What needs to be done: Pull every "color" line out of the data below.

^^^^

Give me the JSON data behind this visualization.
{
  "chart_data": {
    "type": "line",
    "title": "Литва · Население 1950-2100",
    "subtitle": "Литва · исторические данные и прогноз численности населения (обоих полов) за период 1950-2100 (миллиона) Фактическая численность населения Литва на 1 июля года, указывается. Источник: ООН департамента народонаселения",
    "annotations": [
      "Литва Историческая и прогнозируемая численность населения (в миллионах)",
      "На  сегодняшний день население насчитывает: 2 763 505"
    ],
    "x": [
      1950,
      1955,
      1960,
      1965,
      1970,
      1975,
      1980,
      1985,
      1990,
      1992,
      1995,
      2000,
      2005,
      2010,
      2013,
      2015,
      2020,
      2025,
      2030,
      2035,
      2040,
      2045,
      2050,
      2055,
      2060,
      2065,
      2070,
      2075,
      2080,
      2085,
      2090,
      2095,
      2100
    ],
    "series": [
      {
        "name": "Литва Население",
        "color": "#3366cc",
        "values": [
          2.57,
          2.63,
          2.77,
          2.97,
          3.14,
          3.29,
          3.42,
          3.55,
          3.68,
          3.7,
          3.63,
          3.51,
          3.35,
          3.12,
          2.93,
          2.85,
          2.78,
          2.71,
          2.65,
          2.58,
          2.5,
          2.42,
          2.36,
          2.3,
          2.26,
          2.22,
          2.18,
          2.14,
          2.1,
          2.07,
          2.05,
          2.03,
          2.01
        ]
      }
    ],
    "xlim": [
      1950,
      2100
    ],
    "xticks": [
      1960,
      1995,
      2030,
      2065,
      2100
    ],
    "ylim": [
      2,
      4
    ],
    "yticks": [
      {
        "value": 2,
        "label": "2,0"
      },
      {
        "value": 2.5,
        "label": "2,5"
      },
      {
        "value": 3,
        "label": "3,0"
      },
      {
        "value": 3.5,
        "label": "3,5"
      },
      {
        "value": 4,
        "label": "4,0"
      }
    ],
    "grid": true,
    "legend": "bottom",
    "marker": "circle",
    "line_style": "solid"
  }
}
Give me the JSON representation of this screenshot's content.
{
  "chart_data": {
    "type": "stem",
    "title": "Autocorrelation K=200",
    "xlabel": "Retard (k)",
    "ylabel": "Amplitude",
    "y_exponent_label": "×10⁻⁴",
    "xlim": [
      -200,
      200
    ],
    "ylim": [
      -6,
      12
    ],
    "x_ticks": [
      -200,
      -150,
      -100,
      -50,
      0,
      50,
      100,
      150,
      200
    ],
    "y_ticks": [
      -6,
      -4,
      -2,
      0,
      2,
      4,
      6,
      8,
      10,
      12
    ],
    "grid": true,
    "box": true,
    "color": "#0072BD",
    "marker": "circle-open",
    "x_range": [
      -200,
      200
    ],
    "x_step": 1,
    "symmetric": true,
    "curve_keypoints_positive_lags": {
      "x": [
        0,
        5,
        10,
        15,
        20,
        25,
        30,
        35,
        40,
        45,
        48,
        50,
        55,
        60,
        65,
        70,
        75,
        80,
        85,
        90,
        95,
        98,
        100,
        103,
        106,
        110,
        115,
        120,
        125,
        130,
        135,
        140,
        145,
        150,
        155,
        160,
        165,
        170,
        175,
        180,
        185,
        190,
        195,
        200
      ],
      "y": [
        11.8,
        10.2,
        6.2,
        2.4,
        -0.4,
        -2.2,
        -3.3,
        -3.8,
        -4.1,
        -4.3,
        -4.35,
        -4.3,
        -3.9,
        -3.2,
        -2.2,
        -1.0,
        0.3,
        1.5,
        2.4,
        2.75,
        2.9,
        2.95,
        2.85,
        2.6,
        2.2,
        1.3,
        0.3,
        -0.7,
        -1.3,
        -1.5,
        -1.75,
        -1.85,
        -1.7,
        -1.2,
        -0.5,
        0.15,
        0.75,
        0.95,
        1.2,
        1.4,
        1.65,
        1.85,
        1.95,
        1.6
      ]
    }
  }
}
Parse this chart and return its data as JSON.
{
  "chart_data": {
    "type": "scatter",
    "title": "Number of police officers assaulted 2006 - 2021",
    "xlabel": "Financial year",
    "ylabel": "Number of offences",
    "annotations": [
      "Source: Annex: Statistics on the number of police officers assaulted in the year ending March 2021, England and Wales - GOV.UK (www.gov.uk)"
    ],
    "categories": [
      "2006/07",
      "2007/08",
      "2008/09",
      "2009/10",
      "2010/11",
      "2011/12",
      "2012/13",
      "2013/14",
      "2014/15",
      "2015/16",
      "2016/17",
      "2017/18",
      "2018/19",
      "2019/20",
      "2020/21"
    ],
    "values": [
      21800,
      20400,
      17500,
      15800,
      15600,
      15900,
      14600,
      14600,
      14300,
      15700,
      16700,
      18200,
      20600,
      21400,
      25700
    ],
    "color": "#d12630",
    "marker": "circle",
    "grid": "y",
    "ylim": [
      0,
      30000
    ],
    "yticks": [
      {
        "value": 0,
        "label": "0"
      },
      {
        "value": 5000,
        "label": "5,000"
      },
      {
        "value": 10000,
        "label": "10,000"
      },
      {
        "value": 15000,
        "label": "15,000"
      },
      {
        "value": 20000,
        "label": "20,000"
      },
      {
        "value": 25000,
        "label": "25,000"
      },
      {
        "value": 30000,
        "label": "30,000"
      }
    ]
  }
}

^^^^

Full response:
        "color": "#3366cc",
    "color": "#0072BD",
    "color": "#d12630",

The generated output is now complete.